Extrait du texte =

•••

Le référendum du dimanche 4 décembre sur les institutions, voulu par Matteo Renzi, risque de se retourner contre le président du Conseil italien. Pour ne pas être victime à son tour de la vague populiste, qui a débouché sur le Brexit et l'élection de Donald Trump, il durcit son discours contre l'Europe.
« Et si j'étais le prochain sur la
liste ? » C'est la question que pourrait se poser Matteo Renzi à la
veille du référendum constitutionnel, prévu ce dimanche 4 décembre,
auquel il a lié son sort politique. Sa crainte est que l'effet domino
enclenché par le Brexit et amplifié par la victoire de Donald Trump ne
se fasse sentir maintenant en Italie avant de poursuivre sa route l'an
prochain en France, voire en Allemagne.
Matteo
Renzi, « l'Américain », avait été l'un des plus fervents partisans
d'Hillary Clinton en Europe. Il est en effet secrétaire d'un parti
démocrate s'inspirant de son grand frère d'outre-Atlantique jusque dans
le nom et admire inconditionnellement Barack Obama au point d'avoir
baptisé sa réforme phare du marché du travail « Jobs Act ». Le mois
dernier, il revenait d'un voyage triomphal à Washington, reçu en grande
pompe à la Maison-Blanche pour le dernier dîner d'Etat d'un président
tressant les louanges à ses réformes et lui apportant son soutien dans
la bataille référendaire.
Le
réveil du Premier ministre de son rêve américain s'avère brutal. Car si
l'engagement de Barack Obama à ses côtés n'a eu aucune incidence sur les
intentions de vote des Italiens, la victoire de Donald Trump pèse déjà
sur la campagne électorale. Ce qui l'inquiète, ce n'est pas tant la
force qu'elle procure aux partis populistes, qui voient leurs
propositions dédouanées, mais ses propres faiblesses mises en lumière.
Comme Barack Obama, il pensait pouvoir toucher les dividendes électoraux de bons résultats économiques.

•••

Extrait de la source =
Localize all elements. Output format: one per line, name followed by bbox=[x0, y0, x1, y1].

•••

Consigne =
Reprenez le passage de l'article sur le référendum italien qui s'ouvre sur les mots contenant « Le référendum du » et se termine par « discours contre l'Europe. », en changeant « président du Conseil italien » en « chef du gouvernement italien ».

Résultat =
Le référendum du dimanche 4 décembre sur les institutions, voulu par Matteo Renzi, risque de se retourner contre le chef du gouvernement italien. Pour ne pas être victime à son tour de la vague populiste, qui a débouché sur le Brexit et l'élection de Donald Trump, il durcit son discours contre l'Europe.